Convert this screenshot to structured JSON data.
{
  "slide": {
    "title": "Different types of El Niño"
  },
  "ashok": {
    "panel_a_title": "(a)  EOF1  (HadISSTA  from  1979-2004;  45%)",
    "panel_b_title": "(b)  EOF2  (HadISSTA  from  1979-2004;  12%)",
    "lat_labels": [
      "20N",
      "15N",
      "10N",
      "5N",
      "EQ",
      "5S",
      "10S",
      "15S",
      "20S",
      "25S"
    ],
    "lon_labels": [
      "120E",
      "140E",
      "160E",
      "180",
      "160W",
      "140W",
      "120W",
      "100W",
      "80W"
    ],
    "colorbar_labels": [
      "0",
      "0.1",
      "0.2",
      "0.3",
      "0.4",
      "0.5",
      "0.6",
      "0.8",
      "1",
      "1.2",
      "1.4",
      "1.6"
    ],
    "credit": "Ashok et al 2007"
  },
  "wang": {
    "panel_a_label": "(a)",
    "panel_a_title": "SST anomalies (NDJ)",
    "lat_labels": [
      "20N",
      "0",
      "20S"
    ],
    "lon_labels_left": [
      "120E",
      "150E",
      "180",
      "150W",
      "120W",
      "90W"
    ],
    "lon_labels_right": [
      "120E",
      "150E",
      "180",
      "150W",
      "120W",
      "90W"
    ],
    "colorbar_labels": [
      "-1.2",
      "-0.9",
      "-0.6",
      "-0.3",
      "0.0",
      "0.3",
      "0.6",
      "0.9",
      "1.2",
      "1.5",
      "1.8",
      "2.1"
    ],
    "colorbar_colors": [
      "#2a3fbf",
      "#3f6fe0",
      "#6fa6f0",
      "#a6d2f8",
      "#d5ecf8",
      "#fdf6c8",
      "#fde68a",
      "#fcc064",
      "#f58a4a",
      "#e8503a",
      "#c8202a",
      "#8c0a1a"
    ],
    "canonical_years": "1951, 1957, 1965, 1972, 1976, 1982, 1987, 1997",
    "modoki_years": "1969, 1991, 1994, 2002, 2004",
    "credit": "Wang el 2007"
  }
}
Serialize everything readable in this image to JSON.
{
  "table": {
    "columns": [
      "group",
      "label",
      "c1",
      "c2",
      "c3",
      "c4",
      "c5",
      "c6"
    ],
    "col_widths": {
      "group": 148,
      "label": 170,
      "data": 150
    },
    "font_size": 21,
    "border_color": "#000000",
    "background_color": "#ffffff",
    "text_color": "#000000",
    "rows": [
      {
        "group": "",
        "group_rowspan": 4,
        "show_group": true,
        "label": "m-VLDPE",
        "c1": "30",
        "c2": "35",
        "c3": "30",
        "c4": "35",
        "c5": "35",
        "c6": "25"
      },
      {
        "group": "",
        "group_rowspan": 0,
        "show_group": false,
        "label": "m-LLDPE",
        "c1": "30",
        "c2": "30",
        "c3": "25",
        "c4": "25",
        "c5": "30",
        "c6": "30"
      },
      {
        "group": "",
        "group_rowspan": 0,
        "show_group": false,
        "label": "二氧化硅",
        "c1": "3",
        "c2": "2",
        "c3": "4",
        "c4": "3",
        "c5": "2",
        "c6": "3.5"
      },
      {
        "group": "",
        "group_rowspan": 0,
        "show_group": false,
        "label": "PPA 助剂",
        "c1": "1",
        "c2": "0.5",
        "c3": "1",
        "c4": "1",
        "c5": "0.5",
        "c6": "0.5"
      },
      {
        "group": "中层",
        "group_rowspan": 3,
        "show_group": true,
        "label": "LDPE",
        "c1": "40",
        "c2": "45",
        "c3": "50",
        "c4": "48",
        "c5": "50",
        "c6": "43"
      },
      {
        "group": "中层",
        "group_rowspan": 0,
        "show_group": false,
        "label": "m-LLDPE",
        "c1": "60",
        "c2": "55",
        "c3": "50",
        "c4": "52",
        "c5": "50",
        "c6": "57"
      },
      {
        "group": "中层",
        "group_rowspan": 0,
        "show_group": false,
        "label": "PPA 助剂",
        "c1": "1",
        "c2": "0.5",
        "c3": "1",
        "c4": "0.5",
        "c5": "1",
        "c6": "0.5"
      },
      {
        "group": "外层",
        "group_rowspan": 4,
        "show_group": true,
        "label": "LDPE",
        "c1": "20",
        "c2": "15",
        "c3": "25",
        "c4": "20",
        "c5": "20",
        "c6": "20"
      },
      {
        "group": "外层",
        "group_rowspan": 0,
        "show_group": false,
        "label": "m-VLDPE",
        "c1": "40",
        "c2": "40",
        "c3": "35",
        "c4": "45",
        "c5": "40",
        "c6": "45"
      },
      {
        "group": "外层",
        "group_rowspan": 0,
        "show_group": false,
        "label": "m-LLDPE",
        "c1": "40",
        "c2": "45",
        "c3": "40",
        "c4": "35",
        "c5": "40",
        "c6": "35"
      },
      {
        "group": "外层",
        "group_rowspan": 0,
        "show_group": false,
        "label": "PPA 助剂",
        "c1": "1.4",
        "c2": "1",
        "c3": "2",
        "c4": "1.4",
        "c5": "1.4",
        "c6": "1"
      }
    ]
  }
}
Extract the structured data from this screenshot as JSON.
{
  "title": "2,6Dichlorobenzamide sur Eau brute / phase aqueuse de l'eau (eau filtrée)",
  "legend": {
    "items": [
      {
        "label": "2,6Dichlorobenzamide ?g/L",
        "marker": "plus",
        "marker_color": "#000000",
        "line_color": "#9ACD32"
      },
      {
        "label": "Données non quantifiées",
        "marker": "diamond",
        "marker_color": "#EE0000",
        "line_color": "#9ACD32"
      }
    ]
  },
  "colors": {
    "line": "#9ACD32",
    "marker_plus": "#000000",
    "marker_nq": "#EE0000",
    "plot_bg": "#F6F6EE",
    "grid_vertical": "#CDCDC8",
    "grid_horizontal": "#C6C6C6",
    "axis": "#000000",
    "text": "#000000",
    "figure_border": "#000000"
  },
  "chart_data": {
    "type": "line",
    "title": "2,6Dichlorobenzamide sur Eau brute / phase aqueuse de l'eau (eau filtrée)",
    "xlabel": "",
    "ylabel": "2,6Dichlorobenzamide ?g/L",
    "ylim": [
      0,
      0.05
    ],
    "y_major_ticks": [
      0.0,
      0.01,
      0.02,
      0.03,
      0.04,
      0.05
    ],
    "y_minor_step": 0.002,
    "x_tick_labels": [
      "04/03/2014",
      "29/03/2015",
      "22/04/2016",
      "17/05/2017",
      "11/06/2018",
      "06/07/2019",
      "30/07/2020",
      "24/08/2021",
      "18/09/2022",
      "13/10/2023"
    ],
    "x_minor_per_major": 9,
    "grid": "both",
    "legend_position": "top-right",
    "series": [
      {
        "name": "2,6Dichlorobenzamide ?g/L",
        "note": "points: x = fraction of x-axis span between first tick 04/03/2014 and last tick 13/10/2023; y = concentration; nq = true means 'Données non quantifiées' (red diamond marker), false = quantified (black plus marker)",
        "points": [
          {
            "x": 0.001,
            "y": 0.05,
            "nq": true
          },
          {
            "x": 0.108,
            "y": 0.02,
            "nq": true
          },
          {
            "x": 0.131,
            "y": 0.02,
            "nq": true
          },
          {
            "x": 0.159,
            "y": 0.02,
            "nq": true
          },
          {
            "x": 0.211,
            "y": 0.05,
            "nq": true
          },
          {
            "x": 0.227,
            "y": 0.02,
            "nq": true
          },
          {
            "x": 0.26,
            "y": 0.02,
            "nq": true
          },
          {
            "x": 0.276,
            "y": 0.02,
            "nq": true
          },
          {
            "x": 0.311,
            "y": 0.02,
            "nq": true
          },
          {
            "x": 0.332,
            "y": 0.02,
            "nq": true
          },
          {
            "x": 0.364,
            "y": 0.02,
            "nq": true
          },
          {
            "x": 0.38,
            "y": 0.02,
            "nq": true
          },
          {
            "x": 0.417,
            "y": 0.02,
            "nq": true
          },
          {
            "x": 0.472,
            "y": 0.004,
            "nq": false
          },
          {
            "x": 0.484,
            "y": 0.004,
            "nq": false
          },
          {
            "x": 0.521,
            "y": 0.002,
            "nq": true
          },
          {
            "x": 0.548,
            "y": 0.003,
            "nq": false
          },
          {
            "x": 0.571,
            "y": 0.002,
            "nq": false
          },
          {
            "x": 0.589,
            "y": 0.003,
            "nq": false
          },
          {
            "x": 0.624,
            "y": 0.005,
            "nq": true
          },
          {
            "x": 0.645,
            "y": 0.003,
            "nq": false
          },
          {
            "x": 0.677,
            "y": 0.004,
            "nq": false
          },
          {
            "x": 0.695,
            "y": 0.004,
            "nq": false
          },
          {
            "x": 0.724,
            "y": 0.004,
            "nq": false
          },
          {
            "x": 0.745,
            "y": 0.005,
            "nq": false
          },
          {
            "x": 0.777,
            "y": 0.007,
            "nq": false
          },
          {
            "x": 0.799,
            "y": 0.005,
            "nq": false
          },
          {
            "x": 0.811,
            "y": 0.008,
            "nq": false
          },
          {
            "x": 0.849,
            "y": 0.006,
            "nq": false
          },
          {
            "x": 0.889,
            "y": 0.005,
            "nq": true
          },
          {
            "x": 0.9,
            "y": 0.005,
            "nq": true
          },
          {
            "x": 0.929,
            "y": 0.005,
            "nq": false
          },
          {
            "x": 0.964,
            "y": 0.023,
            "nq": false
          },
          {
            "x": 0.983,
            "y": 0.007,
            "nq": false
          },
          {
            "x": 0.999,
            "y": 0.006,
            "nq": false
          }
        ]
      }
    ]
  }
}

------------------------

--- What to do ---
Pick out each line that holds the string "quantifiées".

--- Complete output ---
        "label": "Données non quantifiées",
        "note": "points: x = fraction of x-axis span between first tick 04/03/2014 and last tick 13/10/2023; y = concentration; nq = true means 'Données non quantifiées' (red diamond marker), false = quantified (black plus marker)",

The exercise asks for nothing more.